## Brief
Select from the data all lines with the word "cation".

## Dataset records

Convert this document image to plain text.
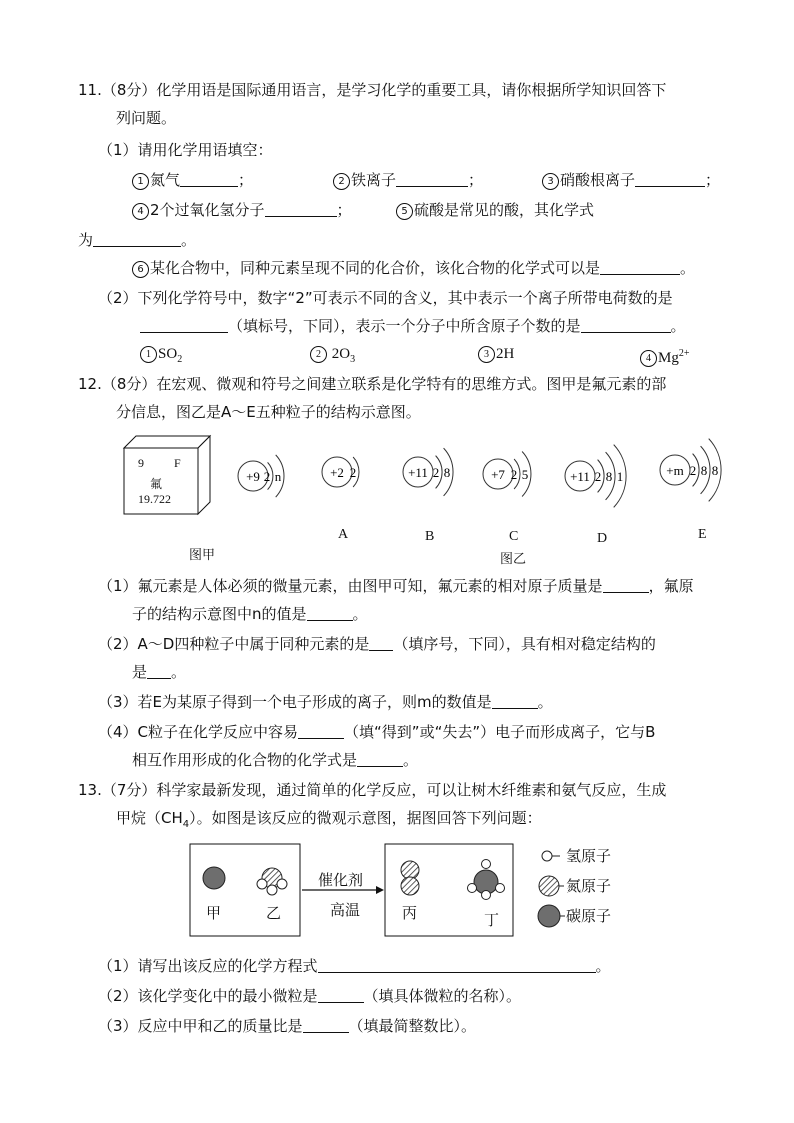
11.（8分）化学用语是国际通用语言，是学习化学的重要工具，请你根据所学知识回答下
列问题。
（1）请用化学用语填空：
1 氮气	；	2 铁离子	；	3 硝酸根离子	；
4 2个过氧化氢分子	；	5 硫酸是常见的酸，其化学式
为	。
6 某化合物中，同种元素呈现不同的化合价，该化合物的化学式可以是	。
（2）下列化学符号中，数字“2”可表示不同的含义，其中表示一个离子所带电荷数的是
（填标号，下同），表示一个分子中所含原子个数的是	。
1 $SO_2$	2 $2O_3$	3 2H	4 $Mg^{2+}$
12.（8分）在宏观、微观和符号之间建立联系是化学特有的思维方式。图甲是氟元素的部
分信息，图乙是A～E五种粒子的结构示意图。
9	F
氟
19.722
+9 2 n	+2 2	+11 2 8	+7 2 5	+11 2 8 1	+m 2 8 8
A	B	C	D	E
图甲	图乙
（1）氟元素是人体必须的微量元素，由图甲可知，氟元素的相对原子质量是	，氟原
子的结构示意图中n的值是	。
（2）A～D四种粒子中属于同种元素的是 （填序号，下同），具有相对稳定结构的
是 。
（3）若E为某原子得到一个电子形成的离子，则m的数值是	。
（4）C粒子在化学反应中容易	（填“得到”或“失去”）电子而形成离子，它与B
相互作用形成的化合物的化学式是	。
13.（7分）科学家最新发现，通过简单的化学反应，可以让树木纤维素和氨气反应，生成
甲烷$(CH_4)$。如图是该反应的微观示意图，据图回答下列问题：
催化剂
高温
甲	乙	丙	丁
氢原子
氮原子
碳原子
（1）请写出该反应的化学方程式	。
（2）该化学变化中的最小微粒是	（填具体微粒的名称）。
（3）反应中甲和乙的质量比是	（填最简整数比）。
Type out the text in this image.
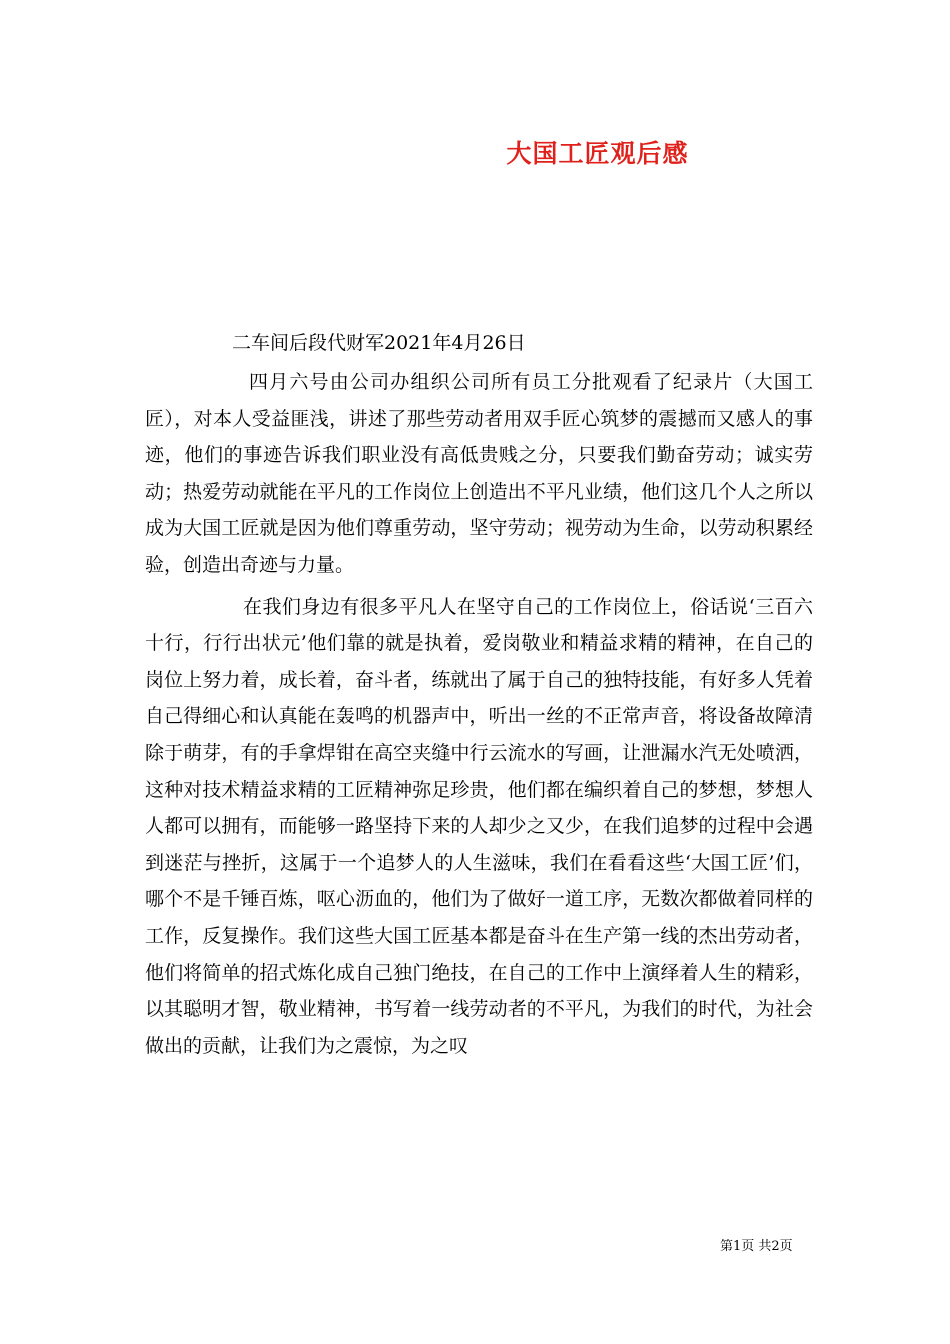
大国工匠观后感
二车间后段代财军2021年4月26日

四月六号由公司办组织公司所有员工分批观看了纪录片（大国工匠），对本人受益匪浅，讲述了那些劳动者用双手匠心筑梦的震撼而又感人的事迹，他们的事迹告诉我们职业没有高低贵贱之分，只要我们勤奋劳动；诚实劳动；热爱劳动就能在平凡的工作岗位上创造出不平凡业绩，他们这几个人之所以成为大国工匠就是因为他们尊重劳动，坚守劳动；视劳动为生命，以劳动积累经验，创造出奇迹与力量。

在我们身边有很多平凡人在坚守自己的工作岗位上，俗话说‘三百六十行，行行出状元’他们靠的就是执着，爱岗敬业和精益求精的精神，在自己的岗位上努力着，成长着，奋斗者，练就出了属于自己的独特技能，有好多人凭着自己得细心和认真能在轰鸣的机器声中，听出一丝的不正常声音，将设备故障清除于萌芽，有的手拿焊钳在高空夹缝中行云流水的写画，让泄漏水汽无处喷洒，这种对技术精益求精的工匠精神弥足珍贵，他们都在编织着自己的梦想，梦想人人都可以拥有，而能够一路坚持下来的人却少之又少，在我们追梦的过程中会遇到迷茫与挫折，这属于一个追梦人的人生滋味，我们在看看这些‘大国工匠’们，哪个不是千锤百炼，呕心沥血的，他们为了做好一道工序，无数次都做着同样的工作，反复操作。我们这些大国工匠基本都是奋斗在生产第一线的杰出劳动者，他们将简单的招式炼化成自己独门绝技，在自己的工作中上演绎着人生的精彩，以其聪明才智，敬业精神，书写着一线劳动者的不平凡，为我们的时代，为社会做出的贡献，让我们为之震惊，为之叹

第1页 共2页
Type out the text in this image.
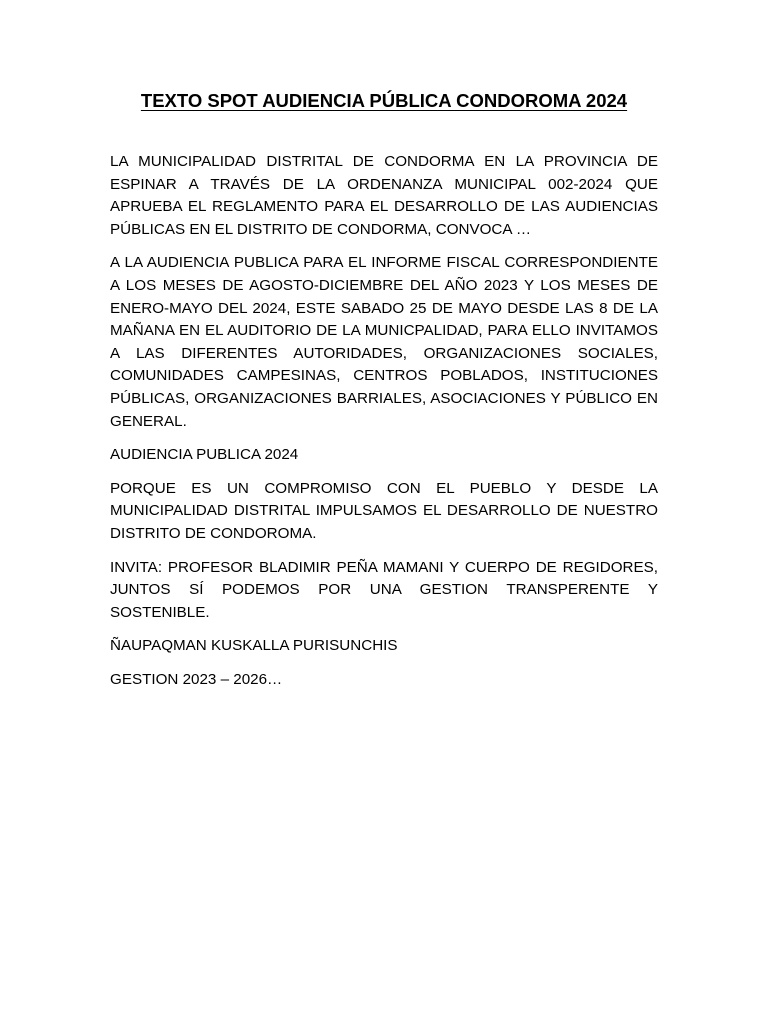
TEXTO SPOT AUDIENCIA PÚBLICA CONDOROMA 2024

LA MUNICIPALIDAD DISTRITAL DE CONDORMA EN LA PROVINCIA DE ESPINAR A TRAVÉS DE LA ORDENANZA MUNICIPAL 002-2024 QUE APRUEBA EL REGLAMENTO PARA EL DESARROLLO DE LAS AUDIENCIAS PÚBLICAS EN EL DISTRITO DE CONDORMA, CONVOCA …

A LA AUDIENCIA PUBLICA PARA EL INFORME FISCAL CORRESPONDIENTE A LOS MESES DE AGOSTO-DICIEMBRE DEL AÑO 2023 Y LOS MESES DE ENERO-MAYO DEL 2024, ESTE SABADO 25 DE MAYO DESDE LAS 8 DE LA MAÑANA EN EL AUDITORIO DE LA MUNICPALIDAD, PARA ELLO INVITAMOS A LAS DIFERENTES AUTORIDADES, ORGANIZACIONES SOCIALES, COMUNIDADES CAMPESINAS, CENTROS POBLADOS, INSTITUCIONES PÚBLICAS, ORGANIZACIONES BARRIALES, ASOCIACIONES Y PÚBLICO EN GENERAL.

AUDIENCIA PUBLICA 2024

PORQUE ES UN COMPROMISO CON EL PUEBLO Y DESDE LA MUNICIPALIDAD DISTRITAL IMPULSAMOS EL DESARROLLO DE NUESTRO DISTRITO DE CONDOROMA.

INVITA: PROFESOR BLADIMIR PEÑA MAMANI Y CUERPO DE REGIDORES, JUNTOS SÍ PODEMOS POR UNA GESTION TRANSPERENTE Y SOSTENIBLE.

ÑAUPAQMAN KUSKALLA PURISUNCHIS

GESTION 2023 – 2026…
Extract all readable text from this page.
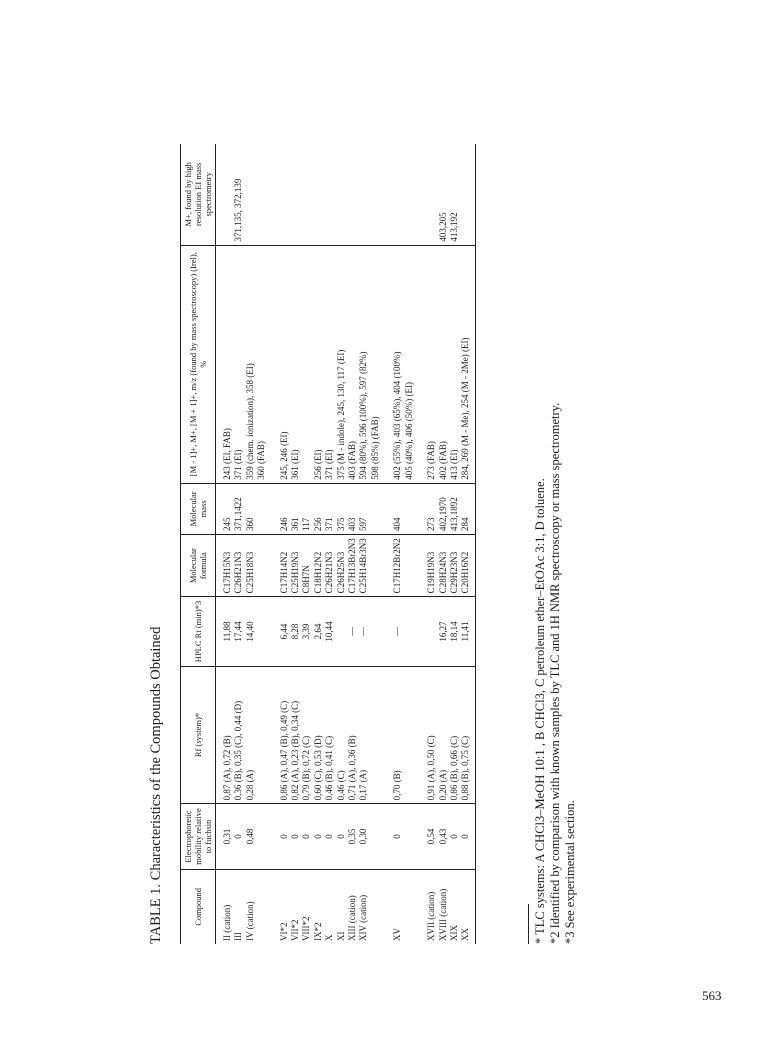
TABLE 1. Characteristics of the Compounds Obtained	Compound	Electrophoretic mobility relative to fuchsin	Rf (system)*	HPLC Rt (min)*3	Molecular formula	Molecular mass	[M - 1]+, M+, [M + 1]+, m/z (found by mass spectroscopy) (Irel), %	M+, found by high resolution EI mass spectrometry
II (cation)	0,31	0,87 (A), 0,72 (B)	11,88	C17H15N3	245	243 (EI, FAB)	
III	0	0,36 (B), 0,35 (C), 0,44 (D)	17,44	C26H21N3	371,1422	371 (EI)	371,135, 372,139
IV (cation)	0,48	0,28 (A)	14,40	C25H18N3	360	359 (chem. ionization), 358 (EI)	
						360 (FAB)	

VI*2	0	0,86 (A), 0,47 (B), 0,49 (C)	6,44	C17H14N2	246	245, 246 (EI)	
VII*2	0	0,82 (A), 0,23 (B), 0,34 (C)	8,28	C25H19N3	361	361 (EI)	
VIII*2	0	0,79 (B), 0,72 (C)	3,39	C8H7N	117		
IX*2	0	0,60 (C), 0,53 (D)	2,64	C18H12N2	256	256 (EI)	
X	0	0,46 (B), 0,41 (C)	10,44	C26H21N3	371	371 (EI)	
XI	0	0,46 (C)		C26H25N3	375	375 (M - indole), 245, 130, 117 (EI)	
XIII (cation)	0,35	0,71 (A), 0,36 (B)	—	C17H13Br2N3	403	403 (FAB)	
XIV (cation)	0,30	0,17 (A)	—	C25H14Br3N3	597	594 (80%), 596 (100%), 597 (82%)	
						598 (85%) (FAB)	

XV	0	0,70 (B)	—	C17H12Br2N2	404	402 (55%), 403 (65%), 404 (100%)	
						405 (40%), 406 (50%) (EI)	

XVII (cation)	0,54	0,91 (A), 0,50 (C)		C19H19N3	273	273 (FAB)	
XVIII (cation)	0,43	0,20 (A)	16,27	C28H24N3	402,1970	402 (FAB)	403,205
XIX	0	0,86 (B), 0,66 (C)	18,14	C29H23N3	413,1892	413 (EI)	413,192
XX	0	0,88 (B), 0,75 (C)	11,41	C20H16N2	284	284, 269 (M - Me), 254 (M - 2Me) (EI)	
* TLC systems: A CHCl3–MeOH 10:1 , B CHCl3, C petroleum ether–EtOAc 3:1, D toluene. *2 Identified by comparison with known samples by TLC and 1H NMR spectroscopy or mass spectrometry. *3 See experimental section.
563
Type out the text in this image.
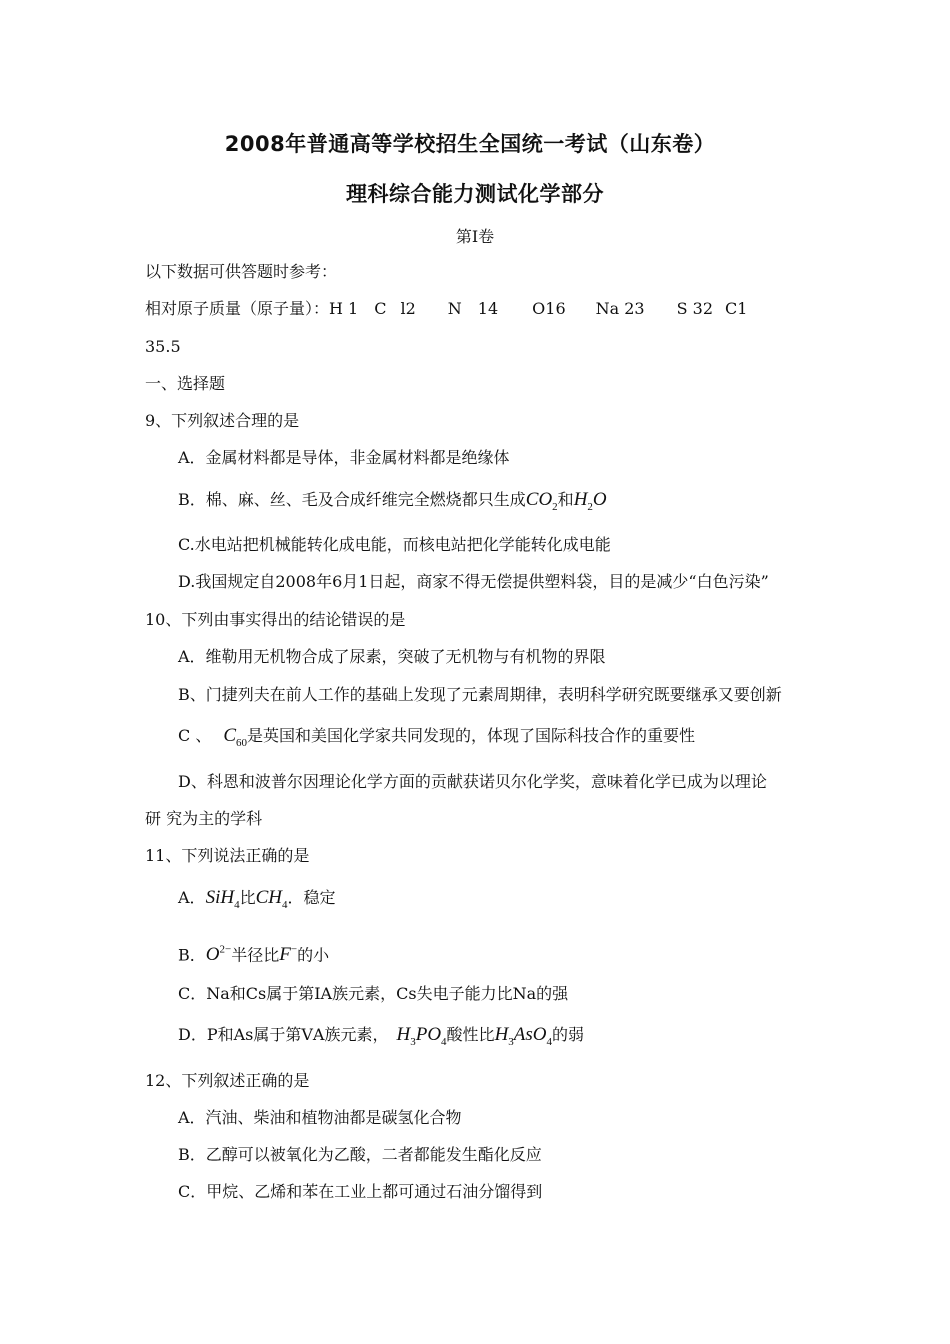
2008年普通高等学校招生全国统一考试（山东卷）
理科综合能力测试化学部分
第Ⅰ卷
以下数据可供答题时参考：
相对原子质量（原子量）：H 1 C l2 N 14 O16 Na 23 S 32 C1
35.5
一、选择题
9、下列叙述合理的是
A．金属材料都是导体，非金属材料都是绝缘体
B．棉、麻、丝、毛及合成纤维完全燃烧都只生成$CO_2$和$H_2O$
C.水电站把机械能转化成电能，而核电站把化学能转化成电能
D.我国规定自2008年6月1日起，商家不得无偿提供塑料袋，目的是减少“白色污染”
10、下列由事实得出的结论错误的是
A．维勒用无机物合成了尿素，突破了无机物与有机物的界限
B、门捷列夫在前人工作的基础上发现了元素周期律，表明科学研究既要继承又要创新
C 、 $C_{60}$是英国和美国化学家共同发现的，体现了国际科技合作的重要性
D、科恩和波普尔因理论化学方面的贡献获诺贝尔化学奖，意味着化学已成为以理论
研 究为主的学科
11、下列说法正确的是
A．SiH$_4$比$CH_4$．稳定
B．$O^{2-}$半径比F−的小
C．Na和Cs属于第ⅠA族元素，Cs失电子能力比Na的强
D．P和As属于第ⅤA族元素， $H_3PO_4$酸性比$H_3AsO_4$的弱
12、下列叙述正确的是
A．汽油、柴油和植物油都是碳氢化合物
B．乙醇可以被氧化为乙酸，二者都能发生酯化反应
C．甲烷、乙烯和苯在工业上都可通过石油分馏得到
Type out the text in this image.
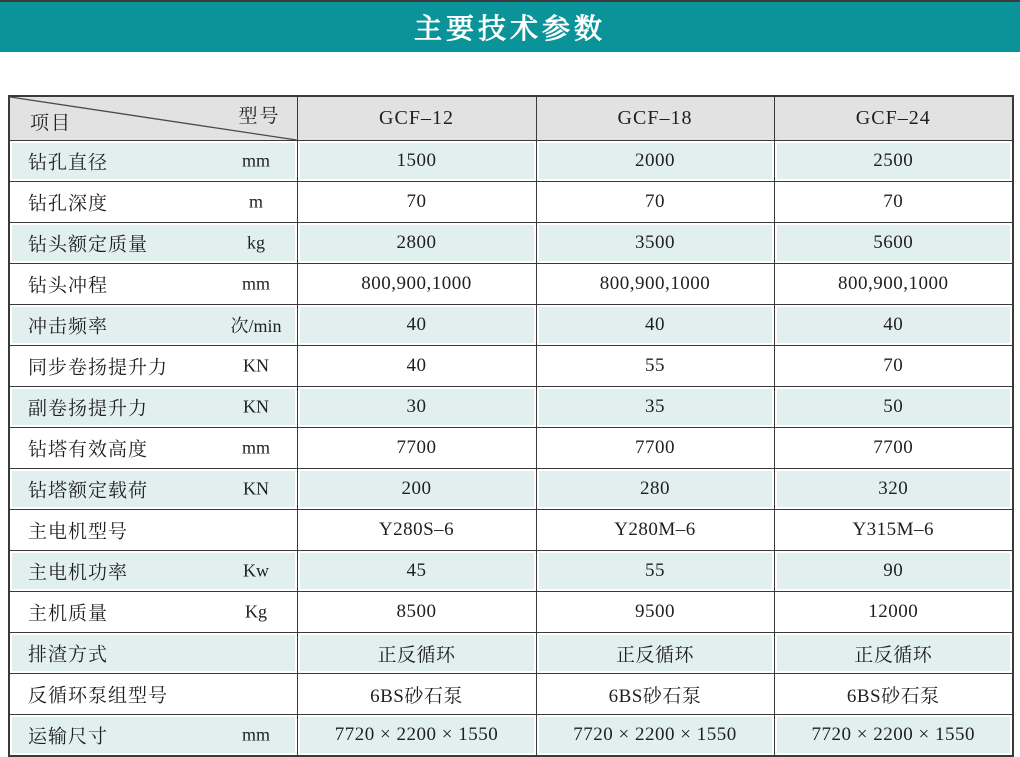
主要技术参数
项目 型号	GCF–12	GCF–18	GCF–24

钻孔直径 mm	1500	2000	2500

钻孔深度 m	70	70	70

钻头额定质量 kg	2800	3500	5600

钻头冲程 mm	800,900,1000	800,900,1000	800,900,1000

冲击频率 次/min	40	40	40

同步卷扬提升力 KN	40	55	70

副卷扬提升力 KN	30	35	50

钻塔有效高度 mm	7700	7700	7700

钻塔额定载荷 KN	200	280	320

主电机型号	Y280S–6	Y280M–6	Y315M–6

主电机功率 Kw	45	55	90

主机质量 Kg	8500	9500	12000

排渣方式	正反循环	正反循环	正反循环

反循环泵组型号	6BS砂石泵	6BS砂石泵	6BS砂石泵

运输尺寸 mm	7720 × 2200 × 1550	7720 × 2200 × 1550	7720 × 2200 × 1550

## Solution to the problem
II (cation)	0,31	0,87 (A), 0,72 (B)	11,88	C17H15N3	245	243 (EI, FAB)	
IV (cation)	0,48	0,28 (A)	14,40	C25H18N3	360	359 (chem. ionization), 358 (EI)	
XIII (cation)	0,35	0,71 (A), 0,36 (B)	—	C17H13Br2N3	403	403 (FAB)	
XIV (cation)	0,30	0,17 (A)	—	C25H14Br3N3	597	594 (80%), 596 (100%), 597 (82%)	
XVII (cation)	0,54	0,91 (A), 0,50 (C)		C19H19N3	273	273 (FAB)	
XVIII (cation)	0,43	0,20 (A)	16,27	C28H24N3	402,1970	402 (FAB)	403,205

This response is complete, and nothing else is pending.